§ What to produce:
Take each line containing "Кнопка" and report it exactly as written.

------ Working data ------

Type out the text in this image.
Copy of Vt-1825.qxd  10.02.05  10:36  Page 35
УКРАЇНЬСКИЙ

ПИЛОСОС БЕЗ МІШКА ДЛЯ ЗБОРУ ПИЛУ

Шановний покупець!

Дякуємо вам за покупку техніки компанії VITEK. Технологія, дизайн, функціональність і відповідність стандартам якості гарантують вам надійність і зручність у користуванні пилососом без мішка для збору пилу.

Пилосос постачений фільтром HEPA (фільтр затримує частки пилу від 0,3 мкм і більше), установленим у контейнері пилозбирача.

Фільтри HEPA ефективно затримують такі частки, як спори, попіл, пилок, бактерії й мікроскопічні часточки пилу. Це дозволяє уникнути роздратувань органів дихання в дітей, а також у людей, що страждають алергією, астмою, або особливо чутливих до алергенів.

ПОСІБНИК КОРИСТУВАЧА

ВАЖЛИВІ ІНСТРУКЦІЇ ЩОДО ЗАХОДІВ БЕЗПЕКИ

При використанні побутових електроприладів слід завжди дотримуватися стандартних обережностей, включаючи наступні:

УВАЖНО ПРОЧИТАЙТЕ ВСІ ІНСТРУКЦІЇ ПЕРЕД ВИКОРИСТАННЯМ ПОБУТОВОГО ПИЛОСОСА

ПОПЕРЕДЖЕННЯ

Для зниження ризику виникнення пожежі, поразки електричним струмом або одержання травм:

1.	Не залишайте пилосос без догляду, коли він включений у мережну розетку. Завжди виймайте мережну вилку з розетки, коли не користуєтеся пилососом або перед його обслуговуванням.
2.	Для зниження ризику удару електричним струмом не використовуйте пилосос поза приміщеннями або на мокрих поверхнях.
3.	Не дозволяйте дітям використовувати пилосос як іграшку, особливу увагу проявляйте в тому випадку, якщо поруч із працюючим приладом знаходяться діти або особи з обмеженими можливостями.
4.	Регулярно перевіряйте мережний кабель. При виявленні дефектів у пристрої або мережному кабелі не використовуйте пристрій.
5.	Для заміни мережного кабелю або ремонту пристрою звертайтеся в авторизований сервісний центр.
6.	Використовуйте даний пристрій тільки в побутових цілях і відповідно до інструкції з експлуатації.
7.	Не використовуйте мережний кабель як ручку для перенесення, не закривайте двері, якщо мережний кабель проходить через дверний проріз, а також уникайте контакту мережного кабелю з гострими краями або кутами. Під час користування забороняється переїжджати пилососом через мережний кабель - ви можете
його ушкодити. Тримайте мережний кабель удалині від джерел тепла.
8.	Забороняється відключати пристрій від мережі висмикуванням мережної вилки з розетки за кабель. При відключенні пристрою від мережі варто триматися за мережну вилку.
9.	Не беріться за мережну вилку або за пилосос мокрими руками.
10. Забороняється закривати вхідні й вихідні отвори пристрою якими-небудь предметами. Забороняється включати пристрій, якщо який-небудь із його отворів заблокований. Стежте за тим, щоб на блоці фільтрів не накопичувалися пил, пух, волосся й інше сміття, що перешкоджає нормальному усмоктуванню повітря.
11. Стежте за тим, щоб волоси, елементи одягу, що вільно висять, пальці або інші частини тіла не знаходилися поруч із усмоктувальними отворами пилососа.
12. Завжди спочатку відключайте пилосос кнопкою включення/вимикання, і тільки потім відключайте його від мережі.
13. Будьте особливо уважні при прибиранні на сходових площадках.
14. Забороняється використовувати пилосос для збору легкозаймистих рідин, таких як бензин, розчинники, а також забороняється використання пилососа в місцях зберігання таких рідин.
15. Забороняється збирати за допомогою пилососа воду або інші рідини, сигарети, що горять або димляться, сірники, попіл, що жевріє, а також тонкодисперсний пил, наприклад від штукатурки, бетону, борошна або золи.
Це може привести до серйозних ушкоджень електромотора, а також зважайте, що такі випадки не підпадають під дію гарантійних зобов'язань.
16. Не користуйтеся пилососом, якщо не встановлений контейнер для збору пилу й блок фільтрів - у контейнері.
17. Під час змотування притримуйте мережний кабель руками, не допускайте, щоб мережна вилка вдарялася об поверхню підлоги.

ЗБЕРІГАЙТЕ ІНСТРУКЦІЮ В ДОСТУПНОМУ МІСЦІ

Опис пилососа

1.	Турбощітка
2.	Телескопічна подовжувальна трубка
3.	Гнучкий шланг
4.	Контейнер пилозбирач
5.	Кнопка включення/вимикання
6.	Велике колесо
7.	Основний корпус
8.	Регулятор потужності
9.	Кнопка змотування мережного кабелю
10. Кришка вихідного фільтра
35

------

§ Answer for the task:
5.	Кнопка включення/вимикання
9.	Кнопка змотування мережного кабелю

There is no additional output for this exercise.